**STATED PROBLEM**
Word for word, quote all of the material, omitting the pictures.

========

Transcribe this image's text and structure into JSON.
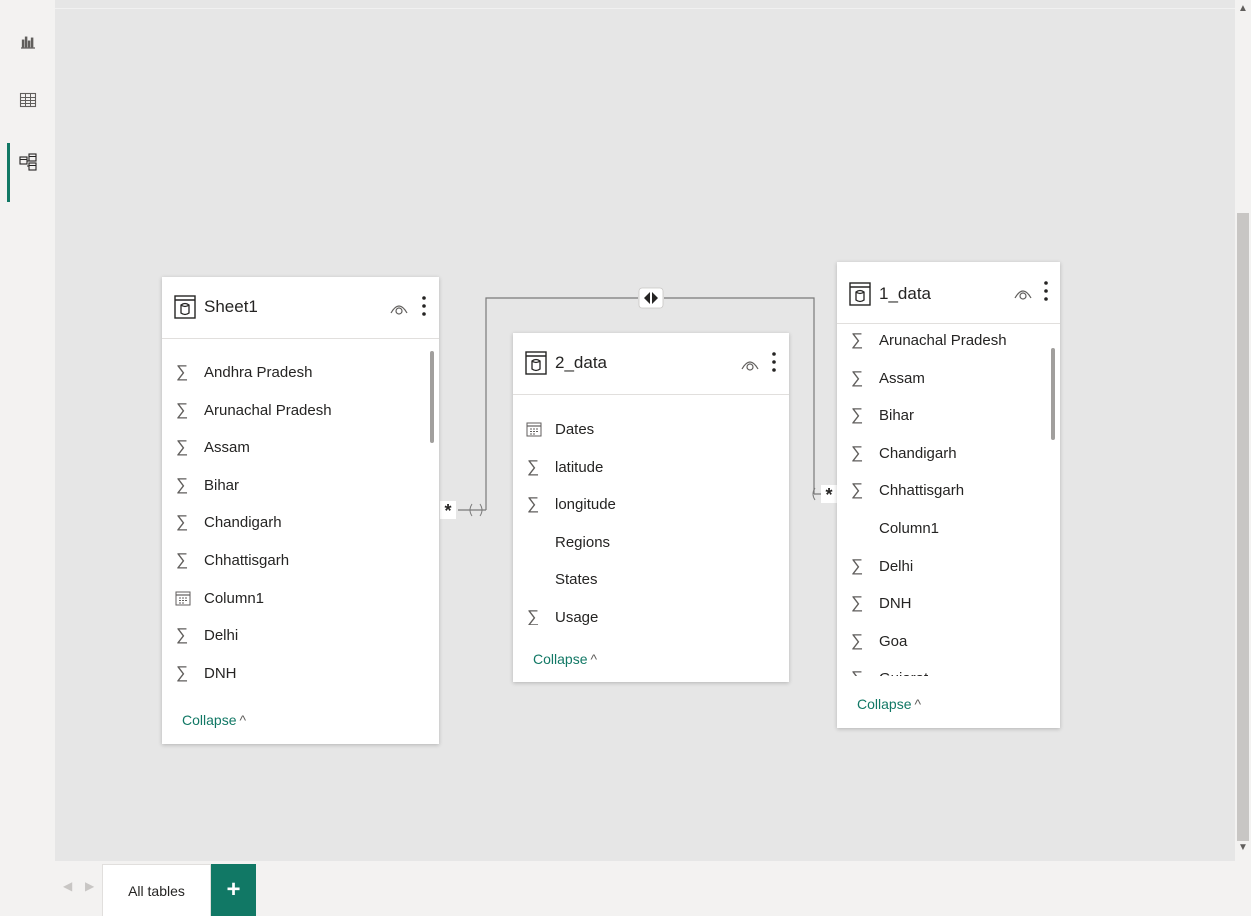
{
  "rail": {
    "items": [
      {
        "name": "report-view",
        "icon": "bar-chart-icon"
      },
      {
        "name": "table-view",
        "icon": "grid-icon"
      },
      {
        "name": "model-view",
        "icon": "model-icon",
        "active": true
      }
    ]
  },
  "tables": {
    "sheet1": {
      "title": "Sheet1",
      "fields": [
        {
          "label": "Andhra Pradesh",
          "type": "sum"
        },
        {
          "label": "Arunachal Pradesh",
          "type": "sum"
        },
        {
          "label": "Assam",
          "type": "sum"
        },
        {
          "label": "Bihar",
          "type": "sum"
        },
        {
          "label": "Chandigarh",
          "type": "sum"
        },
        {
          "label": "Chhattisgarh",
          "type": "sum"
        },
        {
          "label": "Column1",
          "type": "date"
        },
        {
          "label": "Delhi",
          "type": "sum"
        },
        {
          "label": "DNH",
          "type": "sum"
        }
      ],
      "collapse_label": "Collapse"
    },
    "data2": {
      "title": "2_data",
      "fields": [
        {
          "label": "Dates",
          "type": "date"
        },
        {
          "label": "latitude",
          "type": "sum"
        },
        {
          "label": "longitude",
          "type": "sum"
        },
        {
          "label": "Regions",
          "type": "text"
        },
        {
          "label": "States",
          "type": "text"
        },
        {
          "label": "Usage",
          "type": "sum"
        }
      ],
      "collapse_label": "Collapse"
    },
    "data1": {
      "title": "1_data",
      "fields": [
        {
          "label": "Arunachal Pradesh",
          "type": "sum"
        },
        {
          "label": "Assam",
          "type": "sum"
        },
        {
          "label": "Bihar",
          "type": "sum"
        },
        {
          "label": "Chandigarh",
          "type": "sum"
        },
        {
          "label": "Chhattisgarh",
          "type": "sum"
        },
        {
          "label": "Column1",
          "type": "text"
        },
        {
          "label": "Delhi",
          "type": "sum"
        },
        {
          "label": "DNH",
          "type": "sum"
        },
        {
          "label": "Goa",
          "type": "sum"
        },
        {
          "label": "Gujarat",
          "type": "sum"
        }
      ],
      "collapse_label": "Collapse"
    }
  },
  "relationships": {
    "many_symbol": "*",
    "bidirectional_icon": "bidirectional-arrow-icon"
  },
  "tabs": {
    "active_label": "All tables",
    "add_label": "+"
  },
  "colors": {
    "accent": "#117865",
    "canvas": "#e6e6e6"
  }
}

========

**RESULT OF THE EXERCISE**
Transcribe this image's text and structure into JSON.
{
  "rail": {
    "items": [
      {
        "name": "report-view",
        "icon": "bar-chart-icon"
      },
      {
        "name": "table-view",
        "icon": "grid-icon"
      },
      {
        "name": "model-view",
        "icon": "model-icon",
        "active": true
      }
    ]
  },
  "tables": {
    "sheet1": {
      "title": "Sheet1",
      "fields": [
        {
          "label": "Andhra Pradesh",
          "type": "sum"
        },
        {
          "label": "Arunachal Pradesh",
          "type": "sum"
        },
        {
          "label": "Assam",
          "type": "sum"
        },
        {
          "label": "Bihar",
          "type": "sum"
        },
        {
          "label": "Chandigarh",
          "type": "sum"
        },
        {
          "label": "Chhattisgarh",
          "type": "sum"
        },
        {
          "label": "Column1",
          "type": "date"
        },
        {
          "label": "Delhi",
          "type": "sum"
        },
        {
          "label": "DNH",
          "type": "sum"
        }
      ],
      "collapse_label": "Collapse"
    },
    "data2": {
      "title": "2_data",
      "fields": [
        {
          "label": "Dates",
          "type": "date"
        },
        {
          "label": "latitude",
          "type": "sum"
        },
        {
          "label": "longitude",
          "type": "sum"
        },
        {
          "label": "Regions",
          "type": "text"
        },
        {
          "label": "States",
          "type": "text"
        },
        {
          "label": "Usage",
          "type": "sum"
        }
      ],
      "collapse_label": "Collapse"
    },
    "data1": {
      "title": "1_data",
      "fields": [
        {
          "label": "Arunachal Pradesh",
          "type": "sum"
        },
        {
          "label": "Assam",
          "type": "sum"
        },
        {
          "label": "Bihar",
          "type": "sum"
        },
        {
          "label": "Chandigarh",
          "type": "sum"
        },
        {
          "label": "Chhattisgarh",
          "type": "sum"
        },
        {
          "label": "Column1",
          "type": "text"
        },
        {
          "label": "Delhi",
          "type": "sum"
        },
        {
          "label": "DNH",
          "type": "sum"
        },
        {
          "label": "Goa",
          "type": "sum"
        },
        {
          "label": "Gujarat",
          "type": "sum"
        }
      ],
      "collapse_label": "Collapse"
    }
  },
  "relationships": {
    "many_symbol": "*",
    "bidirectional_icon": "bidirectional-arrow-icon"
  },
  "tabs": {
    "active_label": "All tables",
    "add_label": "+"
  },
  "colors": {
    "accent": "#117865",
    "canvas": "#e6e6e6"
  }
}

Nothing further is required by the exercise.